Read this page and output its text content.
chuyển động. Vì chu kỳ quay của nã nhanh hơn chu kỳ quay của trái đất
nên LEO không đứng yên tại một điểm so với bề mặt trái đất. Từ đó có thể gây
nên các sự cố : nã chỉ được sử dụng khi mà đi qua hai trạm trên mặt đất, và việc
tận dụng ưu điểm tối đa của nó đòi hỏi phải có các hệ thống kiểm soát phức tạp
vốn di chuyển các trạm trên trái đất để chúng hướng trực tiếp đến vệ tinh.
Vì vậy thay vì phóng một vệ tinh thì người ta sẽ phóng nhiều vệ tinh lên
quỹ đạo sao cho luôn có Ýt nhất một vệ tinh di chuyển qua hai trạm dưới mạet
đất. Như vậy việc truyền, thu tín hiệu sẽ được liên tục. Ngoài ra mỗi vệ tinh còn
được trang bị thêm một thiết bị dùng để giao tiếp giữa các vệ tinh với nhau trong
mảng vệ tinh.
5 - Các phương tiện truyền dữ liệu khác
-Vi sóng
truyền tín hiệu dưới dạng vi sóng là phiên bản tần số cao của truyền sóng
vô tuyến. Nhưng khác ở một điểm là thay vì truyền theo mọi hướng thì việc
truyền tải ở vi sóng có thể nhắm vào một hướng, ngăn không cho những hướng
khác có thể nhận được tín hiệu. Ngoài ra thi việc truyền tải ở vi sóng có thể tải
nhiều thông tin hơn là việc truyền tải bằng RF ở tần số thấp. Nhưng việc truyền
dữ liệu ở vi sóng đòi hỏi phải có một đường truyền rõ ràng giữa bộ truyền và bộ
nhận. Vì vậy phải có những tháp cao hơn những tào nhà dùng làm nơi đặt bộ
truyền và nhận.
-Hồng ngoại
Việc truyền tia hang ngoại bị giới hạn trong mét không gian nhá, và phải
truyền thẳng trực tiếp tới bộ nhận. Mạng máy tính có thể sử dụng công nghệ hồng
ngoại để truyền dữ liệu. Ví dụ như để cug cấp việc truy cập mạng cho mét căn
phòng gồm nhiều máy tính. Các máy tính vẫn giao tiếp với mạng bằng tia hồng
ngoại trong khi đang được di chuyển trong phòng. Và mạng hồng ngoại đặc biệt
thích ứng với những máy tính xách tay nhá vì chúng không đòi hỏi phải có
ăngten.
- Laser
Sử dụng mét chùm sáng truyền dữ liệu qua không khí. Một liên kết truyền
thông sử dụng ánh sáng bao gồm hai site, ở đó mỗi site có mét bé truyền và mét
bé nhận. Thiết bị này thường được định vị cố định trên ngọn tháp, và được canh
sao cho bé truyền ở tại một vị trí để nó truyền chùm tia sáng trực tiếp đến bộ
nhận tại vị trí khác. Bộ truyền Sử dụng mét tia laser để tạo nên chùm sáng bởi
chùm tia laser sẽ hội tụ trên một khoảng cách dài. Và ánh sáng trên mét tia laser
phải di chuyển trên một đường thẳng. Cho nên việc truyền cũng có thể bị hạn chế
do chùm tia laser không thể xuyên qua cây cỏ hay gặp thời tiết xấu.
_____
> **Brief**: Write out every line of the listing that holds the word "được".

> **Solution for this problem**:
nên các sự cố : nã chỉ được sử dụng khi mà đi qua hai trạm trên mặt đất, và việc
đất. Như vậy việc truyền, thu tín hiệu sẽ được liên tục. Ngoài ra mỗi vệ tinh còn
được trang bị thêm một thiết bị dùng để giao tiếp giữa các vệ tinh với nhau trong
khác có thể nhận được tín hiệu. Ngoài ra thi việc truyền tải ở vi sóng có thể tải
ngoại trong khi đang được di chuyển trong phòng. Và mạng hồng ngoại đặc biệt
bé nhận. Thiết bị này thường được định vị cố định trên ngọn tháp, và được canh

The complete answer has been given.